• [INSTRUCTIONS FOR THE TASK]
Return, exactly, the line that contains "Give me the" together with all lines after it to the end of the entries, and no further lines.

• [DATA FOR THIS TASK]

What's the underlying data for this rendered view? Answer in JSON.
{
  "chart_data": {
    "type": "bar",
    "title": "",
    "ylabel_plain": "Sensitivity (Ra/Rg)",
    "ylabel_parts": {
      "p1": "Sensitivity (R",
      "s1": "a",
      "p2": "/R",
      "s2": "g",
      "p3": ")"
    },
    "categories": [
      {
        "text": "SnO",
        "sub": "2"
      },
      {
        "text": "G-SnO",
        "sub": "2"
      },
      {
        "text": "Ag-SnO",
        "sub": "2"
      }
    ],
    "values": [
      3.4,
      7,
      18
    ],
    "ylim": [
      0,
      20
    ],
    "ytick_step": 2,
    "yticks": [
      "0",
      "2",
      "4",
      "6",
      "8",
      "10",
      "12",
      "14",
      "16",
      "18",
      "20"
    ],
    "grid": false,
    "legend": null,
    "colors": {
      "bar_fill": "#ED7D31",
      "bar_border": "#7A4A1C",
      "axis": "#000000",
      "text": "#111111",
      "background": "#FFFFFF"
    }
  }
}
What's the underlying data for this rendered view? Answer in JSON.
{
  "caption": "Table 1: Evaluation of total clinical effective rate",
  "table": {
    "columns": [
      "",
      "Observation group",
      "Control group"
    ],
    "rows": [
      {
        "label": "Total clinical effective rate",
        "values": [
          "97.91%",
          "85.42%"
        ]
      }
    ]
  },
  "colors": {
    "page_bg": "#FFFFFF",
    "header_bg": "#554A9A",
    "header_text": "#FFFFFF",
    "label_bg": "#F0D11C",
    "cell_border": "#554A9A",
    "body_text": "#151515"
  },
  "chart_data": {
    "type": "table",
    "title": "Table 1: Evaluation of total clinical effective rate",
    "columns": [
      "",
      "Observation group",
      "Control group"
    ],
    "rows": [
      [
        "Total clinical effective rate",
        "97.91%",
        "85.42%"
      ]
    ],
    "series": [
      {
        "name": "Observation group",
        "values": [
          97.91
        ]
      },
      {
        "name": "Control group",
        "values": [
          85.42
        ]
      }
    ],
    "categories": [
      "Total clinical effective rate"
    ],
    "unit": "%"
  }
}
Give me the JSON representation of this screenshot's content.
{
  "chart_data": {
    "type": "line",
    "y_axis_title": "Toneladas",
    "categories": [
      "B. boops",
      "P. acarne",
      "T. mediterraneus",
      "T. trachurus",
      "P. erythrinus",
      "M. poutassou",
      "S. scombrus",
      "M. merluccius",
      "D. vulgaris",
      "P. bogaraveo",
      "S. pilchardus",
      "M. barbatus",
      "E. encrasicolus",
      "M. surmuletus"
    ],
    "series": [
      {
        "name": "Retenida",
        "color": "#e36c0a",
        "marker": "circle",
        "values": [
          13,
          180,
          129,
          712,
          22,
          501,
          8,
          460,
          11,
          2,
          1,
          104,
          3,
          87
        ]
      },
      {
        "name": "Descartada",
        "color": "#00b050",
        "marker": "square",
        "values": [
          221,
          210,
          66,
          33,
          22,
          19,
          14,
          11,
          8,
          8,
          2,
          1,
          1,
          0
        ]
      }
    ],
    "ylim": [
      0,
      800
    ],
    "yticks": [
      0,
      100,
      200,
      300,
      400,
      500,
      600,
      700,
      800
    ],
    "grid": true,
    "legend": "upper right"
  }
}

• [ANSWER TO THE TASK]
Give me the JSON representation of this screenshot's content.
{
  "chart_data": {
    "type": "line",
    "y_axis_title": "Toneladas",
    "categories": [
      "B. boops",
      "P. acarne",
      "T. mediterraneus",
      "T. trachurus",
      "P. erythrinus",
      "M. poutassou",
      "S. scombrus",
      "M. merluccius",
      "D. vulgaris",
      "P. bogaraveo",
      "S. pilchardus",
      "M. barbatus",
      "E. encrasicolus",
      "M. surmuletus"
    ],
    "series": [
      {
        "name": "Retenida",
        "color": "#e36c0a",
        "marker": "circle",
        "values": [
          13,
          180,
          129,
          712,
          22,
          501,
          8,
          460,
          11,
          2,
          1,
          104,
          3,
          87
        ]
      },
      {
        "name": "Descartada",
        "color": "#00b050",
        "marker": "square",
        "values": [
          221,
          210,
          66,
          33,
          22,
          19,
          14,
          11,
          8,
          8,
          2,
          1,
          1,
          0
        ]
      }
    ],
    "ylim": [
      0,
      800
    ],
    "yticks": [
      0,
      100,
      200,
      300,
      400,
      500,
      600,
      700,
      800
    ],
    "grid": true,
    "legend": "upper right"
  }
}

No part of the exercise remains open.